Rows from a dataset
-------
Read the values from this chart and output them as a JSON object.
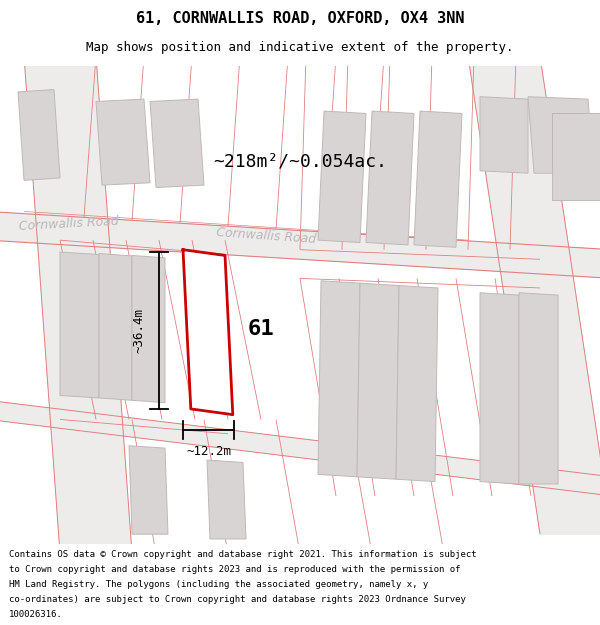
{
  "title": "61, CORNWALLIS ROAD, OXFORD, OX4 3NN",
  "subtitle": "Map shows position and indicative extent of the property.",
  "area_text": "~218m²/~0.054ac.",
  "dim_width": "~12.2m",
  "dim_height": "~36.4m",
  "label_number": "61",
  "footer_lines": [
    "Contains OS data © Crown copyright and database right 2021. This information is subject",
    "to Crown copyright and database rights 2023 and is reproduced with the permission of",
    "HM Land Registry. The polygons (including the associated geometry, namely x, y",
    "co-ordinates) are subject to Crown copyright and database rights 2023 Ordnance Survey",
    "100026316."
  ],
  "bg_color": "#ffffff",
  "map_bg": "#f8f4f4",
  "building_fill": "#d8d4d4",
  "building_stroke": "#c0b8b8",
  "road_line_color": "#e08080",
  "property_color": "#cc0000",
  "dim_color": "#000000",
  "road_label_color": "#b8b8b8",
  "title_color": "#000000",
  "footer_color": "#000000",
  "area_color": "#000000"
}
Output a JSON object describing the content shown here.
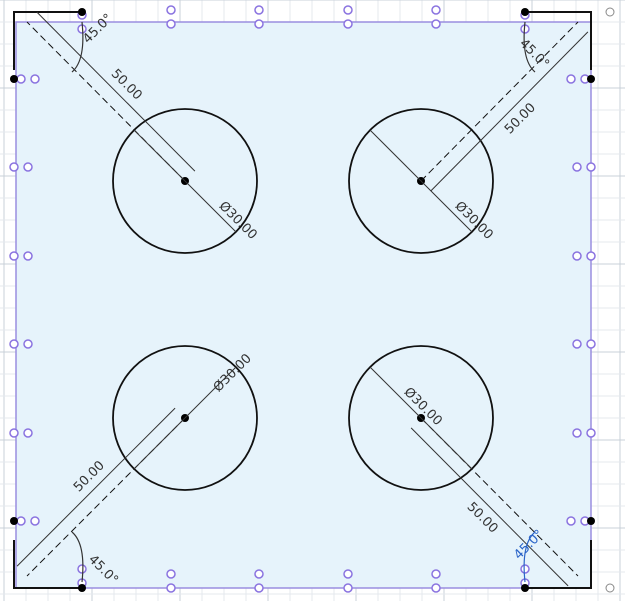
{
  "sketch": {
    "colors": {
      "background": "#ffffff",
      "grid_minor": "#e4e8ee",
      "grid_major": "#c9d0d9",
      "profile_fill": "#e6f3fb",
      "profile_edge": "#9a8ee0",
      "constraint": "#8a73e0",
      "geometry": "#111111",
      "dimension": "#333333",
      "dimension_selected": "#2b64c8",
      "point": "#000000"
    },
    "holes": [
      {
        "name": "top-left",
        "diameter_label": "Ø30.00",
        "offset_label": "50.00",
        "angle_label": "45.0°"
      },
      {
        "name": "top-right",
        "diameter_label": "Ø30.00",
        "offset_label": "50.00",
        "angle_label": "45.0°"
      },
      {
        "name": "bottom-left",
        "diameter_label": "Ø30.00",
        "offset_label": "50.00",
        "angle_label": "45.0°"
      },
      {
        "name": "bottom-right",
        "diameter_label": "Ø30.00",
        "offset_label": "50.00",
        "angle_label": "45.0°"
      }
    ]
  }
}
-------
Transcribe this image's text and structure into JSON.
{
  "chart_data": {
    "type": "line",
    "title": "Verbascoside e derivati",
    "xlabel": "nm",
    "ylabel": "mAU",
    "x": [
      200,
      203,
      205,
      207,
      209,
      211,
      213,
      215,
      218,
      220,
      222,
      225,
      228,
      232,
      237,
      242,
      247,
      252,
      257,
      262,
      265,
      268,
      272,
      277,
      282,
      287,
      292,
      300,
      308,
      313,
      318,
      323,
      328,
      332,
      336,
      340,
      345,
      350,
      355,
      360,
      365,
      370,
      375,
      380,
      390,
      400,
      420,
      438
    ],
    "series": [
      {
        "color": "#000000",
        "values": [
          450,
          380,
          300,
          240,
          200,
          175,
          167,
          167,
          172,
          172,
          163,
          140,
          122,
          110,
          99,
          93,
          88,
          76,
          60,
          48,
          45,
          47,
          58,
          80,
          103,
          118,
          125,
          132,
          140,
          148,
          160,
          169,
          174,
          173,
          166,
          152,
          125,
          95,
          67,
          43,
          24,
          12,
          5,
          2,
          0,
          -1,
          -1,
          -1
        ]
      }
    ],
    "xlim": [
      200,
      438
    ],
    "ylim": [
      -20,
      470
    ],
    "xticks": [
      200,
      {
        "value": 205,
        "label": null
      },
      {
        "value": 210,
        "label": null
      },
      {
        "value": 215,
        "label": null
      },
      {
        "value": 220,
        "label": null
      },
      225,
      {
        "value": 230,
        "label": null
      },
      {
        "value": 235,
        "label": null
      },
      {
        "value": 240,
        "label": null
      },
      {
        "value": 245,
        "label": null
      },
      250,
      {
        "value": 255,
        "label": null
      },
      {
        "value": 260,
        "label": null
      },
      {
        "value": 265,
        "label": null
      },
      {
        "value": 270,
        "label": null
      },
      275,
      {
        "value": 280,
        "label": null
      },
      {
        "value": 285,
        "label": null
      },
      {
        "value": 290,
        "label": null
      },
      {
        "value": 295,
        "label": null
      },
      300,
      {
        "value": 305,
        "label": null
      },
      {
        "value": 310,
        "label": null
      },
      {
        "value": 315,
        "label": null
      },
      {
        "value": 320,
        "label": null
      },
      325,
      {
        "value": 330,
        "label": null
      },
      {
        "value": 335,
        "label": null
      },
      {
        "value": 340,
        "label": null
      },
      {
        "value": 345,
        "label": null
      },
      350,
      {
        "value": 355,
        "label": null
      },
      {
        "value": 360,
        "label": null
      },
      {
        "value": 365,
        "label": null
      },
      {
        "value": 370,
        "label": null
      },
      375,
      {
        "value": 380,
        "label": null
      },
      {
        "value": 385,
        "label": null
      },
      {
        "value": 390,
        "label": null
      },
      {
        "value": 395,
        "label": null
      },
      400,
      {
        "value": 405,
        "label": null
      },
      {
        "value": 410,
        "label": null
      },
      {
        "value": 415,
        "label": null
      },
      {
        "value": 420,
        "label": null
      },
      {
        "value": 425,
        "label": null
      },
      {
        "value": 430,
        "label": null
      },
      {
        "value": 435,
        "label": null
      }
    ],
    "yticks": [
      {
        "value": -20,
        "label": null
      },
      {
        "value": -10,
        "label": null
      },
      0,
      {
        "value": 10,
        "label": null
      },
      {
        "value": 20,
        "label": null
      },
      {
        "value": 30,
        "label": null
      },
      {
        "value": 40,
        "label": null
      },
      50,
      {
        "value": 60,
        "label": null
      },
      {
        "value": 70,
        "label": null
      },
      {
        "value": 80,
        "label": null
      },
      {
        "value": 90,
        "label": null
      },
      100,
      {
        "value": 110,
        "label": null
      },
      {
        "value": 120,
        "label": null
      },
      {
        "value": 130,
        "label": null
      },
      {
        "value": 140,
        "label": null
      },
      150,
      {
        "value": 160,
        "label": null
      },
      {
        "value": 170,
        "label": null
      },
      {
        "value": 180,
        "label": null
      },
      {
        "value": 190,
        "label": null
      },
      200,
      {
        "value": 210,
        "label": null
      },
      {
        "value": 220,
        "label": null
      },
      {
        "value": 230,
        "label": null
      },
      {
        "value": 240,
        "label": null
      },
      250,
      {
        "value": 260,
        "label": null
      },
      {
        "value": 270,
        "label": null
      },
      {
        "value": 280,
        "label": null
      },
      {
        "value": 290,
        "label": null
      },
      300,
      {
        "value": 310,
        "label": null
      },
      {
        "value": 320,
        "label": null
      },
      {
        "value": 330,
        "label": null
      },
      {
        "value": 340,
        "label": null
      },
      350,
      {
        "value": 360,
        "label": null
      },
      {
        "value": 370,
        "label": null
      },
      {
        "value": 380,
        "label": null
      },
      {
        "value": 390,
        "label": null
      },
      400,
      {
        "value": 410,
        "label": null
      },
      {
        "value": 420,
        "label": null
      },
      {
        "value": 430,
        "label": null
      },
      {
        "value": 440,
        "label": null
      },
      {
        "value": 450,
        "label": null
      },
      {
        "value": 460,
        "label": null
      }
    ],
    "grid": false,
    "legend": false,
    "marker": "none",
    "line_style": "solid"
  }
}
-------
Written request
From the entries above, pull out each line that includes "database".

Right answer
    "Contains OS data © Crown copyright and database right 2021. This information is subject",
    "to Crown copyright and database rights 2023 and is reproduced with the permission of",
    "co-ordinates) are subject to Crown copyright and database rights 2023 Ordnance Survey",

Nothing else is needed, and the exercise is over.